(Entries with figure data)
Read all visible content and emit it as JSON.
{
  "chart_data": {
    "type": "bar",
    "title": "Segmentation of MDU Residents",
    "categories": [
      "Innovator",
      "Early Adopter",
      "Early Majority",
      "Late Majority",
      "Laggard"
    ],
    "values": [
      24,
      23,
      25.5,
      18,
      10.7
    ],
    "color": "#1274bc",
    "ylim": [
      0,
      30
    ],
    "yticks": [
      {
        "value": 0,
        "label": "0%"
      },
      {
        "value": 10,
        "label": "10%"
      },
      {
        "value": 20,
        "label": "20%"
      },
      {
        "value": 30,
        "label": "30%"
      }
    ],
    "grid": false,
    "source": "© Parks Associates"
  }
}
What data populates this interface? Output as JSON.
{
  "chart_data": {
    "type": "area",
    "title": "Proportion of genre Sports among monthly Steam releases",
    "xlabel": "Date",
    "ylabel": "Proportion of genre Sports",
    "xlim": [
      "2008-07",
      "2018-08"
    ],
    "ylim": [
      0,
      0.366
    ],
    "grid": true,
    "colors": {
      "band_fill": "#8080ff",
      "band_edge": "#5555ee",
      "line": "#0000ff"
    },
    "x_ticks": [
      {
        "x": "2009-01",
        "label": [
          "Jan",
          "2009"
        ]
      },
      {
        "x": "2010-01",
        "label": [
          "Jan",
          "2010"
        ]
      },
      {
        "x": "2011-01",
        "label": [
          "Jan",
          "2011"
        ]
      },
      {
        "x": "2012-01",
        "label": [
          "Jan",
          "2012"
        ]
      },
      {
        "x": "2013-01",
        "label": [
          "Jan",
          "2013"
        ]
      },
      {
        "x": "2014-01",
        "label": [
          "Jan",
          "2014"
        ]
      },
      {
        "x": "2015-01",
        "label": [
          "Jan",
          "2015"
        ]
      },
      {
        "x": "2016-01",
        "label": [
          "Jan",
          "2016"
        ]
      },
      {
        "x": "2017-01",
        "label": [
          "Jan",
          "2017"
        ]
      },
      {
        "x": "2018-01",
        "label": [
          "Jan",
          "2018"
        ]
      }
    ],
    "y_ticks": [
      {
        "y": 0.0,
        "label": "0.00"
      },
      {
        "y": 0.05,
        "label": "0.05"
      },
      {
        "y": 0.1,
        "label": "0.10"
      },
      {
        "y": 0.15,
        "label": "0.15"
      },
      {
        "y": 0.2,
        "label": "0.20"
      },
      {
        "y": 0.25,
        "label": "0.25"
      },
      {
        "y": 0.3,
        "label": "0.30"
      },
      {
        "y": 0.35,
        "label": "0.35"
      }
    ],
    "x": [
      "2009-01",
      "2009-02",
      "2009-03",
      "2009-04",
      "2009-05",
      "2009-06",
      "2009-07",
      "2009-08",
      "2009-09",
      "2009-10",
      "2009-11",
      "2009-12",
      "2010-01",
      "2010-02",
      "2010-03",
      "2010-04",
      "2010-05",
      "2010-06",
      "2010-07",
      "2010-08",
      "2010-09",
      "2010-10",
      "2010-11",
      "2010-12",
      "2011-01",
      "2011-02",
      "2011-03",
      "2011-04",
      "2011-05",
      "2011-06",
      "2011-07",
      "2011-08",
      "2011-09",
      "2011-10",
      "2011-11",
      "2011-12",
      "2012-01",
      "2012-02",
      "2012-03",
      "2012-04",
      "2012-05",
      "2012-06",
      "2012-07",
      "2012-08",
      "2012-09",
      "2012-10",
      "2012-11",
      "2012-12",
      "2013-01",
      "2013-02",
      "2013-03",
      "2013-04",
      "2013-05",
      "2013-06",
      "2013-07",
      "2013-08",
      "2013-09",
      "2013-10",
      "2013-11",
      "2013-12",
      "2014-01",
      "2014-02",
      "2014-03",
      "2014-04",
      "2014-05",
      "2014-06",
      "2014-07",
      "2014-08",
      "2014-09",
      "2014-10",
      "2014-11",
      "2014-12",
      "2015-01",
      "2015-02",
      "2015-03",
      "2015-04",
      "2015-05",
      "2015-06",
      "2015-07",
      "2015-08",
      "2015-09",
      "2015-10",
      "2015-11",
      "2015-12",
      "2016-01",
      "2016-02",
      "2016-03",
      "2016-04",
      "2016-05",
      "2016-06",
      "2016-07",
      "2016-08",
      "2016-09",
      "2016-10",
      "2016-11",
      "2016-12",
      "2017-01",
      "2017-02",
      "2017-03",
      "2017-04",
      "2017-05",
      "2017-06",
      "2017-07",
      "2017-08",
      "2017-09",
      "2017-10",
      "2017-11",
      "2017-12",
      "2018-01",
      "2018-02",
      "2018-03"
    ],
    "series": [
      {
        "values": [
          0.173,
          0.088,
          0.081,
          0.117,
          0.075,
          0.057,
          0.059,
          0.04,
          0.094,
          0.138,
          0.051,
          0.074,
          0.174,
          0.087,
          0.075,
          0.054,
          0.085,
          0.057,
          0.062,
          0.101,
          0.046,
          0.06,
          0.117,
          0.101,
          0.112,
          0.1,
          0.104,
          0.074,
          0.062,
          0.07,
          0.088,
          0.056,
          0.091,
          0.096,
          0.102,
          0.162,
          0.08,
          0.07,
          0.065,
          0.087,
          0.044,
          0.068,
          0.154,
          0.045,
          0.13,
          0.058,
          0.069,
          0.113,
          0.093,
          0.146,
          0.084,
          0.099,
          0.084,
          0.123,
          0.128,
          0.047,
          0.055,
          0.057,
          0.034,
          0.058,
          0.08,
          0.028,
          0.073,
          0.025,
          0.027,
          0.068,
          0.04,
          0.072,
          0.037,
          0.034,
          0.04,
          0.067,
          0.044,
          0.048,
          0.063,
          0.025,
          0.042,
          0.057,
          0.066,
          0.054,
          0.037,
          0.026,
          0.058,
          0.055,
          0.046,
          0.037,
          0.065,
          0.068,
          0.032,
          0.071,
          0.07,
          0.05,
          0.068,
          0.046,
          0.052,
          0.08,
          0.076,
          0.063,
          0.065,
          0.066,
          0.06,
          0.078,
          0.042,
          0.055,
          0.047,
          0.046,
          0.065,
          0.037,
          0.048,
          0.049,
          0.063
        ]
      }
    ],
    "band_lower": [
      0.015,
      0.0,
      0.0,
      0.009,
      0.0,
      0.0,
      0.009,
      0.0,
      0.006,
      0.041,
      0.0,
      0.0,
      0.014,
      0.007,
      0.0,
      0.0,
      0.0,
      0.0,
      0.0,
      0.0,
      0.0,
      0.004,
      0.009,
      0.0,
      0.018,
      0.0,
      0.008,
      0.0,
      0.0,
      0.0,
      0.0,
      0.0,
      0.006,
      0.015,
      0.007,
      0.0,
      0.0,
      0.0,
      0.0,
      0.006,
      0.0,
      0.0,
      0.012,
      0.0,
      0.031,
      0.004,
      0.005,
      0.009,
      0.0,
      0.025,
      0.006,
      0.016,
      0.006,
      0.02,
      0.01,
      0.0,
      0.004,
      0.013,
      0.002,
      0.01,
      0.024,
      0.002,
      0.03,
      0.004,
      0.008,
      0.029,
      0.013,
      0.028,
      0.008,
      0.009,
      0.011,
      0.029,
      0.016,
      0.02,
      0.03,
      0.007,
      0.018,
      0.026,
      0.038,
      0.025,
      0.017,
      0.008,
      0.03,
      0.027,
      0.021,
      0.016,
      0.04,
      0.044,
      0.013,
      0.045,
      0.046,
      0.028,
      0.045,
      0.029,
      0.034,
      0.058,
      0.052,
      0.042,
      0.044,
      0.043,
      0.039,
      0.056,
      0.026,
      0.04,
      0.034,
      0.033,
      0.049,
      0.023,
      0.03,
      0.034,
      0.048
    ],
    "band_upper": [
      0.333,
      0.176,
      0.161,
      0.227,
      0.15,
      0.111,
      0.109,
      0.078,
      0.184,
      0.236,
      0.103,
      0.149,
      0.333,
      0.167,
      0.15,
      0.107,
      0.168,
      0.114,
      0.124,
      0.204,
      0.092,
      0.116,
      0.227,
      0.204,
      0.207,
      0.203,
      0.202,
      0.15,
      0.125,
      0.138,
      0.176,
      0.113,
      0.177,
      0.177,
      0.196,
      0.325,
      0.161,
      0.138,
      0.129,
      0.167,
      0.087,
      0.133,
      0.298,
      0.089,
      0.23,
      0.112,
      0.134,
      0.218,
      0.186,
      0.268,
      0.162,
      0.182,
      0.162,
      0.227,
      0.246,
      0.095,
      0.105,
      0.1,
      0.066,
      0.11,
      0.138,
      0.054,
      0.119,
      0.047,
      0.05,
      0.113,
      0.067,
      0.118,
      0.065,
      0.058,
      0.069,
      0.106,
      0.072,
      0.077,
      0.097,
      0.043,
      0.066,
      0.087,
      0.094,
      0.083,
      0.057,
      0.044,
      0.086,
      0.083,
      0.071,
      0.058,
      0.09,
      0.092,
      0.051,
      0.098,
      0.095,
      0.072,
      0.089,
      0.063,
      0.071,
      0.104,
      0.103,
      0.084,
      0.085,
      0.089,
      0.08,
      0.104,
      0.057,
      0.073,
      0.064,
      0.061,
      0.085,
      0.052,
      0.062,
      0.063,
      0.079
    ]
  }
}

### Instructions to follow
Extract each line from the entries above that contains the string "Sports".

### Solution to the exercise
    "title": "Proportion of genre Sports among monthly Steam releases",
    "ylabel": "Proportion of genre Sports",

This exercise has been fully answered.